**Stated task:** Copy exactly the lines from the one containing "Output a JSON" through the last line of the records, both included, and nothing more.

**Dataset content:**
------------------------------
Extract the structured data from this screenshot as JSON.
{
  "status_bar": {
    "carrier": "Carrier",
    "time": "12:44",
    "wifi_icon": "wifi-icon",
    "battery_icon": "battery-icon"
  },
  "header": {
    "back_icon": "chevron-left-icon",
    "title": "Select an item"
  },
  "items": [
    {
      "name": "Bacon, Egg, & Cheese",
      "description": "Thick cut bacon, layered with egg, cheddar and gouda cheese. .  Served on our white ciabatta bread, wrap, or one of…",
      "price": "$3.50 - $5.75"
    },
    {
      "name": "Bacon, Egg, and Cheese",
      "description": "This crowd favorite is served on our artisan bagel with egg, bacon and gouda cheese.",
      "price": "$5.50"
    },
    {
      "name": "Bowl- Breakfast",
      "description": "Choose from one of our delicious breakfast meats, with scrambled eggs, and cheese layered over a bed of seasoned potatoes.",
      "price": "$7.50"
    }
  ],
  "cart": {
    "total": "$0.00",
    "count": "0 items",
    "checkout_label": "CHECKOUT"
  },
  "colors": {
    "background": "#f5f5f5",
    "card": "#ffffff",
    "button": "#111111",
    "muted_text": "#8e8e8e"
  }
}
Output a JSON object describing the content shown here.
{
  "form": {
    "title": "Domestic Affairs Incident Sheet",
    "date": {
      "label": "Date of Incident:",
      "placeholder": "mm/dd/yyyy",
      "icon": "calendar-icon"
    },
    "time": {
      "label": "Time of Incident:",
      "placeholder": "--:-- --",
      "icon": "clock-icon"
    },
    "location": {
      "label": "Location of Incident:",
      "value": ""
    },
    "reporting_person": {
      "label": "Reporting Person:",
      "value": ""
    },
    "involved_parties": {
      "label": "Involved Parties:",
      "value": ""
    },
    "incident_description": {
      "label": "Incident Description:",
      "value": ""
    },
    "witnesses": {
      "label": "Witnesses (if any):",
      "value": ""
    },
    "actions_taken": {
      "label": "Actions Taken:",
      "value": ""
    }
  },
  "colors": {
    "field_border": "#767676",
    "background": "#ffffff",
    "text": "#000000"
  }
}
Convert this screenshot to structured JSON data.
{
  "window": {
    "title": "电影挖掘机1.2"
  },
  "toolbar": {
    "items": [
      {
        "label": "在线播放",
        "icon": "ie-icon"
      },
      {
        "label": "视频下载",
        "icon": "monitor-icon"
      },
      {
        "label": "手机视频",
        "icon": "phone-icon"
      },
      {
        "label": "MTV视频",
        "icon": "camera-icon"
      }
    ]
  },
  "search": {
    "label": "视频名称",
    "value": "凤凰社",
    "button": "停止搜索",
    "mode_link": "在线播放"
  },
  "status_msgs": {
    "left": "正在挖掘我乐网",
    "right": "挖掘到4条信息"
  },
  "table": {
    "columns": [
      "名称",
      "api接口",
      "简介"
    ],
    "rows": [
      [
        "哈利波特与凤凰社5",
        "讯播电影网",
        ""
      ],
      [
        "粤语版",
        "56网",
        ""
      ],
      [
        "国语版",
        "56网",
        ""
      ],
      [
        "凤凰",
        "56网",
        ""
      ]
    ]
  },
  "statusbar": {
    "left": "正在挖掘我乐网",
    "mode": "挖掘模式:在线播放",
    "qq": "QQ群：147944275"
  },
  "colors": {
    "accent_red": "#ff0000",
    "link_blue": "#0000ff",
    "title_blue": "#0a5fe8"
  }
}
------------------------------
**Task solution:**
Output a JSON object describing the content shown here.
{
  "form": {
    "title": "Domestic Affairs Incident Sheet",
    "date": {
      "label": "Date of Incident:",
      "placeholder": "mm/dd/yyyy",
      "icon": "calendar-icon"
    },
    "time": {
      "label": "Time of Incident:",
      "placeholder": "--:-- --",
      "icon": "clock-icon"
    },
    "location": {
      "label": "Location of Incident:",
      "value": ""
    },
    "reporting_person": {
      "label": "Reporting Person:",
      "value": ""
    },
    "involved_parties": {
      "label": "Involved Parties:",
      "value": ""
    },
    "incident_description": {
      "label": "Incident Description:",
      "value": ""
    },
    "witnesses": {
      "label": "Witnesses (if any):",
      "value": ""
    },
    "actions_taken": {
      "label": "Actions Taken:",
      "value": ""
    }
  },
  "colors": {
    "field_border": "#767676",
    "background": "#ffffff",
    "text": "#000000"
  }
}
Convert this screenshot to structured JSON data.
{
  "window": {
    "title": "电影挖掘机1.2"
  },
  "toolbar": {
    "items": [
      {
        "label": "在线播放",
        "icon": "ie-icon"
      },
      {
        "label": "视频下载",
        "icon": "monitor-icon"
      },
      {
        "label": "手机视频",
        "icon": "phone-icon"
      },
      {
        "label": "MTV视频",
        "icon": "camera-icon"
      }
    ]
  },
  "search": {
    "label": "视频名称",
    "value": "凤凰社",
    "button": "停止搜索",
    "mode_link": "在线播放"
  },
  "status_msgs": {
    "left": "正在挖掘我乐网",
    "right": "挖掘到4条信息"
  },
  "table": {
    "columns": [
      "名称",
      "api接口",
      "简介"
    ],
    "rows": [
      [
        "哈利波特与凤凰社5",
        "讯播电影网",
        ""
      ],
      [
        "粤语版",
        "56网",
        ""
      ],
      [
        "国语版",
        "56网",
        ""
      ],
      [
        "凤凰",
        "56网",
        ""
      ]
    ]
  },
  "statusbar": {
    "left": "正在挖掘我乐网",
    "mode": "挖掘模式:在线播放",
    "qq": "QQ群：147944275"
  },
  "colors": {
    "accent_red": "#ff0000",
    "link_blue": "#0000ff",
    "title_blue": "#0a5fe8"
  }
}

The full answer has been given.